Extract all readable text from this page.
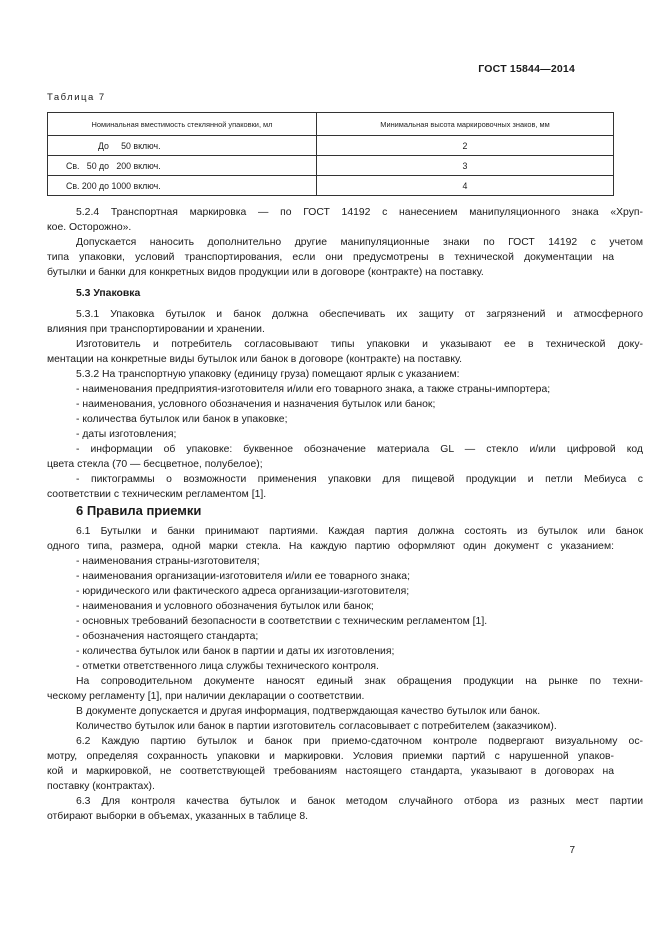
ГОСТ 15844—2014
Таблица 7
Номинальная вместимость стеклянной упаковки, мл	Минимальная высота маркировочных знаков, мм
До     50 включ.	2
Св.   50 до   200 включ.	3
Св. 200 до 1000 включ.	4
5.2.4 Транспортная маркировка — по ГОСТ 14192 с нанесением манипуляционного знака «Хруп-
кое. Осторожно».
Допускается наносить дополнительно другие манипуляционные знаки по ГОСТ 14192 с учетом
типа упаковки, условий транспортирования, если они предусмотрены в технической документации на
бутылки и банки для конкретных видов продукции или в договоре (контракте) на поставку.
5.3 Упаковка
5.3.1 Упаковка бутылок и банок должна обеспечивать их защиту от загрязнений и атмосферного
влияния при транспортировании и хранении.
Изготовитель и потребитель согласовывают типы упаковки и указывают ее в технической доку-
ментации на конкретные виды бутылок или банок в договоре (контракте) на поставку.
5.3.2 На транспортную упаковку (единицу груза) помещают ярлык с указанием:
- наименования предприятия-изготовителя и/или его товарного знака, а также страны-импортера;
- наименования, условного обозначения и назначения бутылок или банок;
- количества бутылок или банок в упаковке;
- даты изготовления;
- информации об упаковке: буквенное обозначение материала GL — стекло и/или цифровой код
цвета стекла (70 — бесцветное, полубелое);
- пиктограммы о возможности применения упаковки для пищевой продукции и петли Мебиуса с
соответствии с техническим регламентом [1].
6 Правила приемки
6.1 Бутылки и банки принимают партиями. Каждая партия должна состоять из бутылок или банок
одного типа, размера, одной марки стекла. На каждую партию оформляют один документ с указанием:
- наименования страны-изготовителя;
- наименования организации-изготовителя и/или ее товарного знака;
- юридического или фактического адреса организации-изготовителя;
- наименования и условного обозначения бутылок или банок;
- основных требований безопасности в соответствии с техническим регламентом [1].
- обозначения настоящего стандарта;
- количества бутылок или банок в партии и даты их изготовления;
- отметки ответственного лица службы технического контроля.
На сопроводительном документе наносят единый знак обращения продукции на рынке по техни-
ческому регламенту [1], при наличии декларации о соответствии.
В документе допускается и другая информация, подтверждающая качество бутылок или банок.
Количество бутылок или банок в партии изготовитель согласовывает с потребителем (заказчиком).
6.2 Каждую партию бутылок и банок при приемо-сдаточном контроле подвергают визуальному ос-
мотру, определяя сохранность упаковки и маркировки. Условия приемки партий с нарушенной упаков-
кой и маркировкой, не соответствующей требованиям настоящего стандарта, указывают в договорах на
поставку (контрактах).
6.3 Для контроля качества бутылок и банок методом случайного отбора из разных мест партии
отбирают выборки в объемах, указанных в таблице 8.
7
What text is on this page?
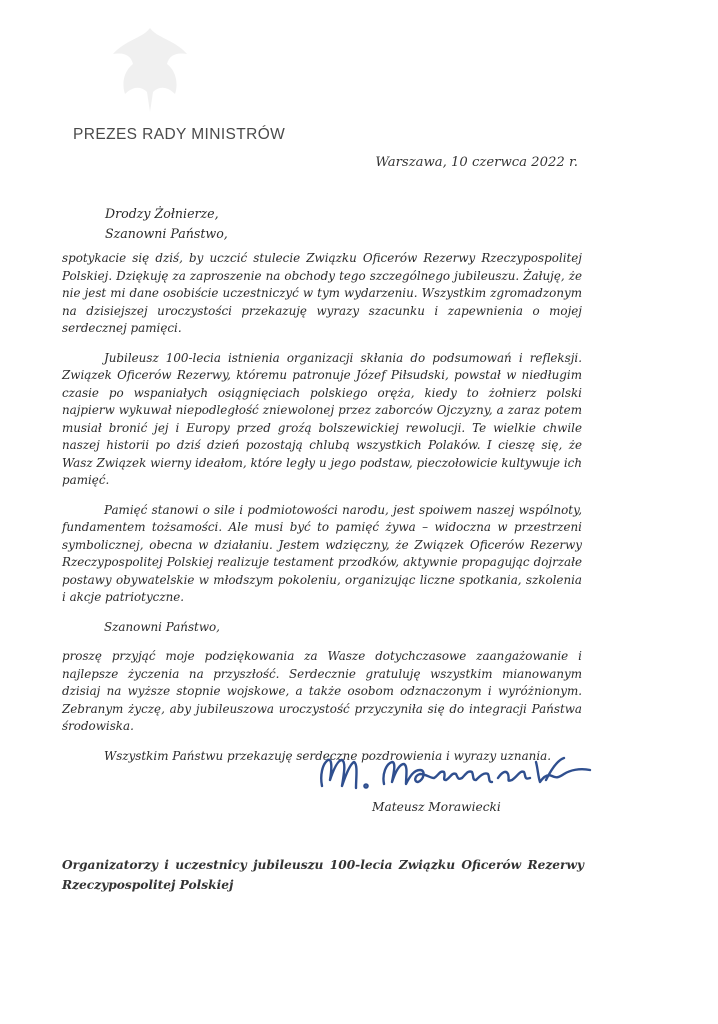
PREZES RADY MINISTRÓW
Warszawa, 10 czerwca 2022 r.
Drodzy Żołnierze,
Szanowni Państwo,

spotykacie się dziś, by uczcić stulecie Związku Oficerów Rezerwy Rzeczypospolitej Polskiej. Dziękuję za zaproszenie na obchody tego szczególnego jubileuszu. Żałuję, że nie jest mi dane osobiście uczestniczyć w tym wydarzeniu. Wszystkim zgromadzonym na dzisiejszej uroczystości przekazuję wyrazy szacunku i zapewnienia o mojej serdecznej pamięci.

Jubileusz 100-lecia istnienia organizacji skłania do podsumowań i refleksji. Związek Oficerów Rezerwy, któremu patronuje Józef Piłsudski, powstał w niedługim czasie po wspaniałych osiągnięciach polskiego oręża, kiedy to żołnierz polski najpierw wykuwał niepodległość zniewolonej przez zaborców Ojczyzny, a zaraz potem musiał bronić jej i Europy przed groźą bolszewickiej rewolucji. Te wielkie chwile naszej historii po dziś dzień pozostają chlubą wszystkich Polaków. I cieszę się, że Wasz Związek wierny ideałom, które legły u jego podstaw, pieczołowicie kultywuje ich pamięć.

Pamięć stanowi o sile i podmiotowości narodu, jest spoiwem naszej wspólnoty, fundamentem tożsamości. Ale musi być to pamięć żywa – widoczna w przestrzeni symbolicznej, obecna w działaniu. Jestem wdzięczny, że Związek Oficerów Rezerwy Rzeczypospolitej Polskiej realizuje testament przodków, aktywnie propagując dojrzałe postawy obywatelskie w młodszym pokoleniu, organizując liczne spotkania, szkolenia i akcje patriotyczne.

Szanowni Państwo,

proszę przyjąć moje podziękowania za Wasze dotychczasowe zaangażowanie i najlepsze życzenia na przyszłość. Serdecznie gratuluję wszystkim mianowanym dzisiaj na wyższe stopnie wojskowe, a także osobom odznaczonym i wyróżnionym. Zebranym życzę, aby jubileuszowa uroczystość przyczyniła się do integracji Państwa środowiska.

Wszystkim Państwu przekazuję serdeczne pozdrowienia i wyrazy uznania.

Mateusz Morawiecki
Organizatorzy i uczestnicy jubileuszu 100-lecia Związku Oficerów Rezerwy Rzeczypospolitej Polskiej
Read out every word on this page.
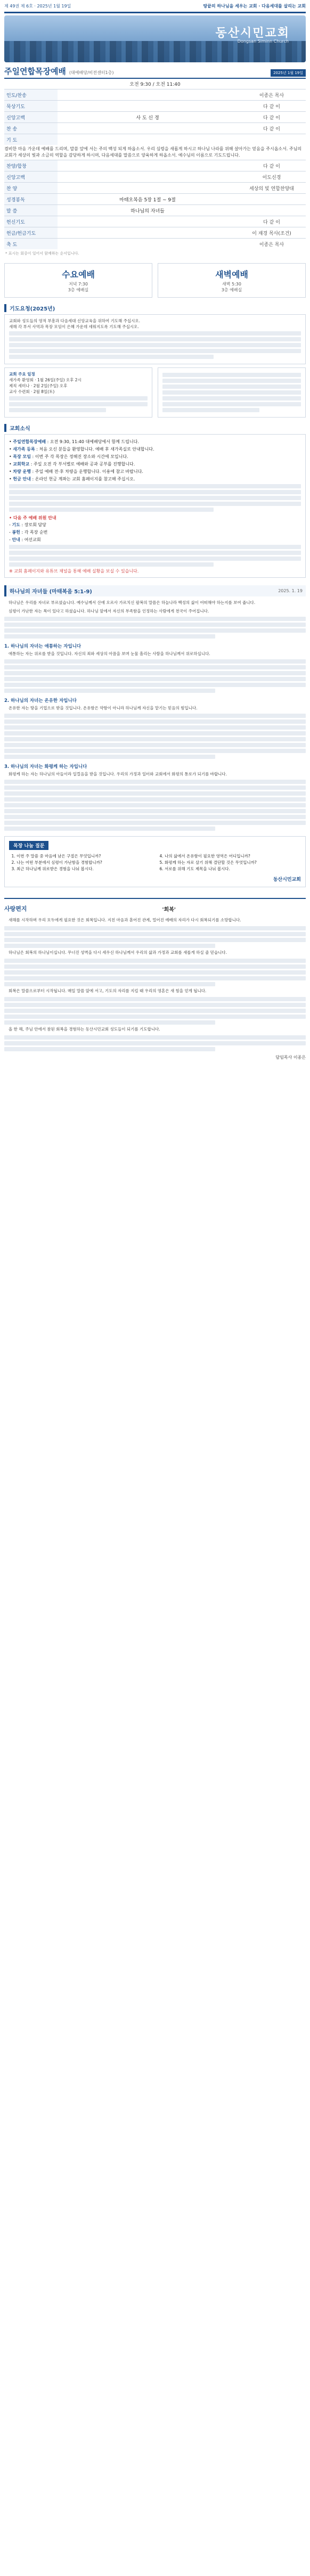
제 49권 제 6호 · 2025년 1월 19일	땅끝의 하나님을 세우는 교회 · 다음세대를 살리는 교회
동산시민교회
Dongsan Siminn Church
주일연합목장예배 (대예배당/비전센터1층)	2025년 1월 19일
오전 9:30 / 오전 11:40
인도/찬송		이종은 목사
묵상기도		다 같 이
신앙고백	사 도 신 경	다 같 이
찬 송		다 같 이
기 도		
겸비한 마음 가운데 예배를 드리며, 말씀 앞에 서는 주의 백성 되게 하옵소서. 우리 심령을 새롭게 하시고 하나님 나라를 위해 살아가는 믿음을 주시옵소서. 주님의 교회가 세상의 빛과 소금의 역할을 감당하게 하시며, 다음세대를 말씀으로 양육하게 하옵소서. 예수님의 이름으로 기도드립니다.
찬양/합창		다 같 이
신앙고백		이도신경
찬 양		세상의 빛 연합찬양대
성경봉독	마태오복음 5장 1절 ~ 9절	
말 씀	하나님의 자녀들	
헌신기도		다 같 이
헌금/헌금기도		이 재경 목사(조건)
축 도		이종은 목사
* 표시는 회중이 일어서 함께하는 순서입니다.
수요예배
저녁 7:30
3층 예배실
새벽예배
새벽 5:30
3층 예배실
기도요청(2025년)

교회와 성도들의 영적 부흥과 다음세대 신앙교육을 위하여 기도해 주십시오.

새해 각 부서 사역과 목장 모임이 은혜 가운데 세워지도록 기도해 주십시오.

교회 주요 일정

새가족 환영회 · 1월 26일(주일) 오후 2시

제직 세미나 · 2월 2일(주일) 오후

교사 수련회 · 2월 8일(토)

교회소식
• 주일연합목장예배 : 오전 9:30, 11:40 대예배당에서 함께 드립니다.
• 새가족 등록 : 처음 오신 분들을 환영합니다. 예배 후 새가족실로 안내합니다.
• 목장 모임 : 이번 주 각 목장은 정해진 장소와 시간에 모입니다.
• 교회학교 : 주일 오전 각 부서별로 예배와 공과 공부를 진행합니다.
• 차량 운행 : 주일 예배 전·후 차량을 운행합니다. 이용에 참고 바랍니다.
• 헌금 안내 : 온라인 헌금 계좌는 교회 홈페이지를 참고해 주십시오.
• 다음 주 예배 위원 안내
- 기도 : 장로회 담당
- 봉헌 : 각 목장 순번
- 안내 : 여선교회
※ 교회 홈페이지와 유튜브 채널을 통해 예배 실황을 보실 수 있습니다.
하나님의 자녀들 (마태복음 5:1-9)	2025. 1. 19

하나님은 우리를 자녀로 부르셨습니다. 예수님께서 산에 오르사 가르치신 팔복의 말씀은 하늘나라 백성의 삶이 어떠해야 하는지를 보여 줍니다.

심령이 가난한 자는 복이 있다고 하셨습니다. 하나님 앞에서 자신의 부족함을 인정하는 사람에게 천국이 주어집니다.

1. 하나님의 자녀는 애통하는 자입니다

애통하는 자는 위로를 받을 것입니다. 자신의 죄와 세상의 아픔을 보며 눈물 흘리는 사람을 하나님께서 위로하십니다.

2. 하나님의 자녀는 온유한 자입니다

온유한 자는 땅을 기업으로 받을 것입니다. 온유함은 약함이 아니라 하나님께 자신을 맡기는 믿음의 힘입니다.

3. 하나님의 자녀는 화평케 하는 자입니다

화평케 하는 자는 하나님의 아들이라 일컬음을 받을 것입니다. 우리의 가정과 일터와 교회에서 화평의 통로가 되기를 바랍니다.

목장 나눔 질문
1. 이번 주 말씀 중 마음에 남은 구절은 무엇입니까?
2. 나는 어떤 부분에서 심령이 가난함을 경험합니까?
3. 최근 하나님께 위로받은 경험을 나눠 봅시다.
4. 나의 삶에서 온유함이 필요한 영역은 어디입니까?
5. 화평케 하는 자로 살기 위해 결단할 것은 무엇입니까?
6. 서로를 위해 기도 제목을 나눠 봅시다.
동산시민교회
사랑편지	'회복'

새해를 시작하며 우리 모두에게 필요한 것은 회복입니다. 지친 마음과 흩어진 관계, 멀어진 예배의 자리가 다시 회복되기를 소망합니다.

하나님은 회복의 하나님이십니다. 무너진 성벽을 다시 세우신 하나님께서 우리의 삶과 가정과 교회를 새롭게 하실 줄 믿습니다.

회복은 말씀으로부터 시작됩니다. 매일 말씀 앞에 서고, 기도의 자리를 지킬 때 우리의 영혼은 새 힘을 얻게 됩니다.

올 한 해, 주님 안에서 참된 회복을 경험하는 동산시민교회 성도들이 되기를 기도합니다.

담임목사 이종은
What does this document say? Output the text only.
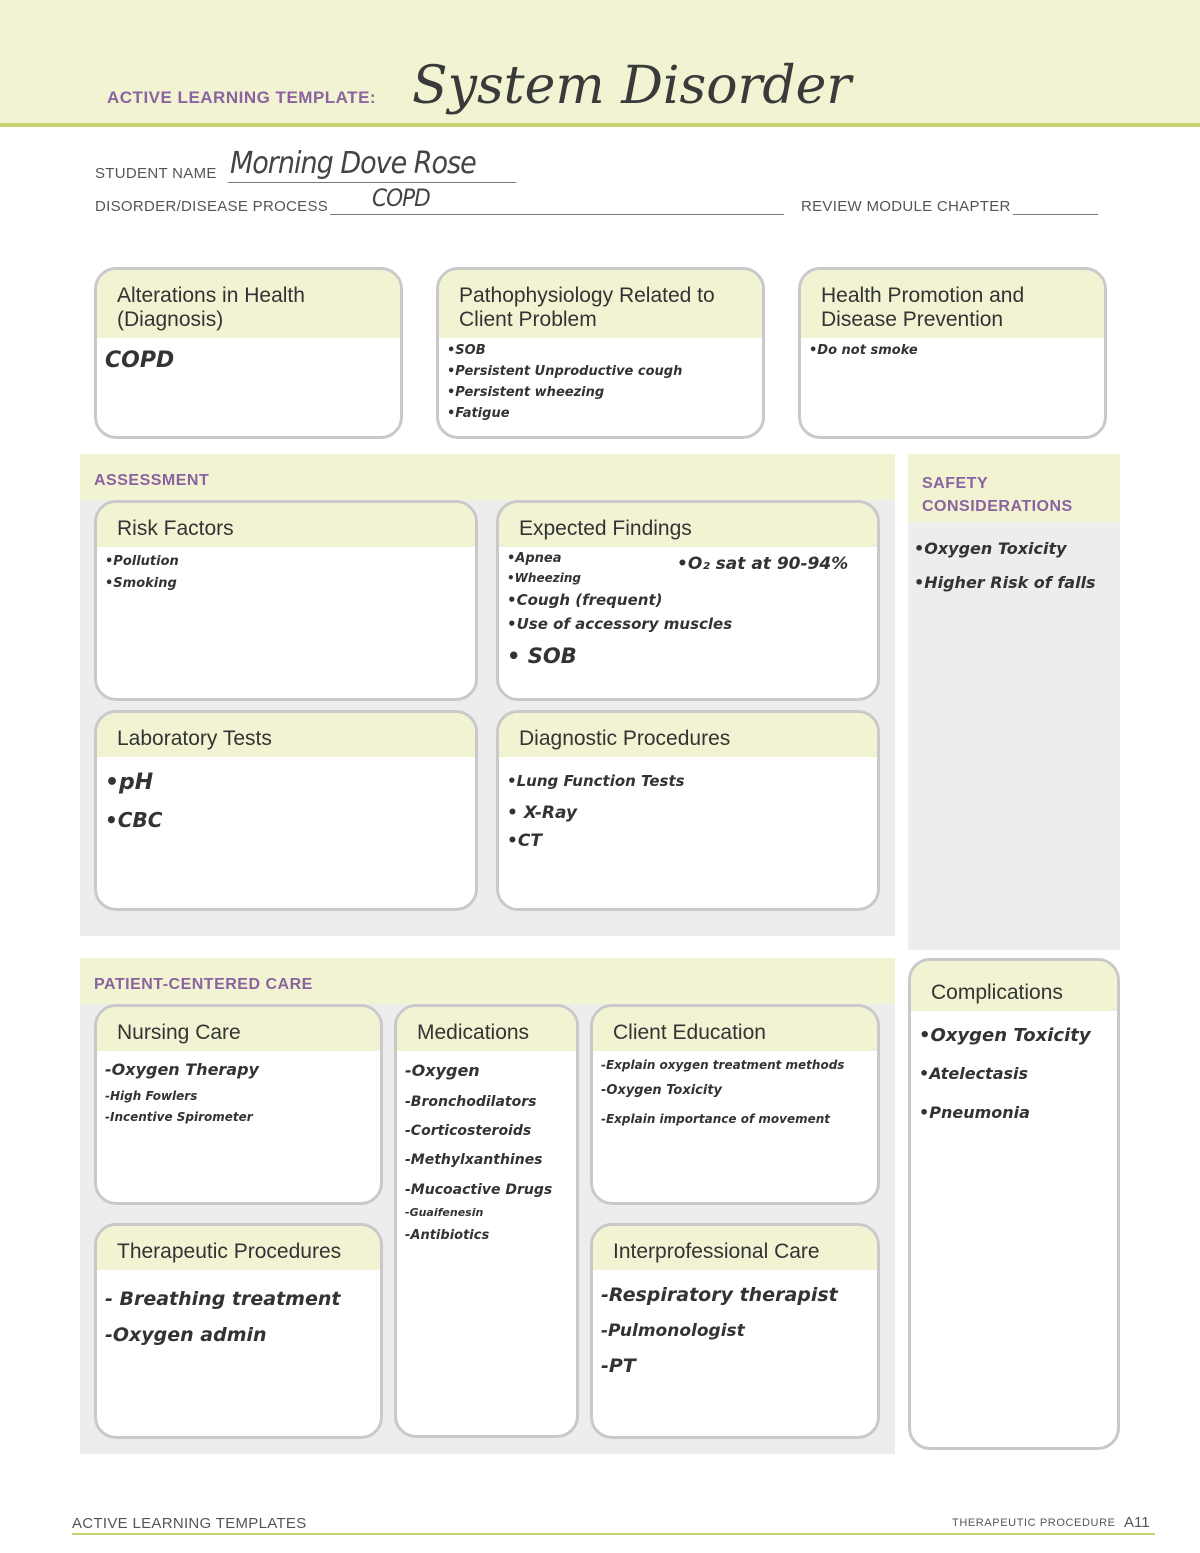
ACTIVE LEARNING TEMPLATE: System Disorder
STUDENT NAME Morning Dove Rose
DISORDER/DISEASE PROCESS COPD	REVIEW MODULE CHAPTER
Alterations in Health (Diagnosis)
COPD
Pathophysiology Related to Client Problem
•SOB
•Persistent Unproductive cough
•Persistent wheezing
•Fatigue
Health Promotion and Disease Prevention
•Do not smoke
ASSESSMENT
Risk Factors
•Pollution
•Smoking
Expected Findings
•Apnea
•Wheezing
•Cough (frequent)
•Use of accessory muscles
• SOB
•O₂ sat at 90-94%
Laboratory Tests
•pH
•CBC
Diagnostic Procedures
•Lung Function Tests
• X-Ray
•CT
SAFETY CONSIDERATIONS
•Oxygen Toxicity
•Higher Risk of falls
PATIENT-CENTERED CARE
Nursing Care
-Oxygen Therapy
-High Fowlers
-Incentive Spirometer
Medications
-Oxygen
-Bronchodilators
-Corticosteroids
-Methylxanthines
-Mucoactive Drugs
-Guaifenesin
-Antibiotics
Client Education
-Explain oxygen treatment methods
-Oxygen Toxicity
-Explain importance of movement
Therapeutic Procedures
- Breathing treatment
-Oxygen admin
Interprofessional Care
-Respiratory therapist
-Pulmonologist
-PT
Complications
•Oxygen Toxicity
•Atelectasis
•Pneumonia
ACTIVE LEARNING TEMPLATES	THERAPEUTIC PROCEDURE A11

» **EXERCISE**: Identify every line above that includes the word "настоящего", and show those lines.

» **TASK SOLUTION**:
- обозначения настоящего стандарта;
кой и маркировкой, не соответствующей требованиям настоящего стандарта, указывают в договорах на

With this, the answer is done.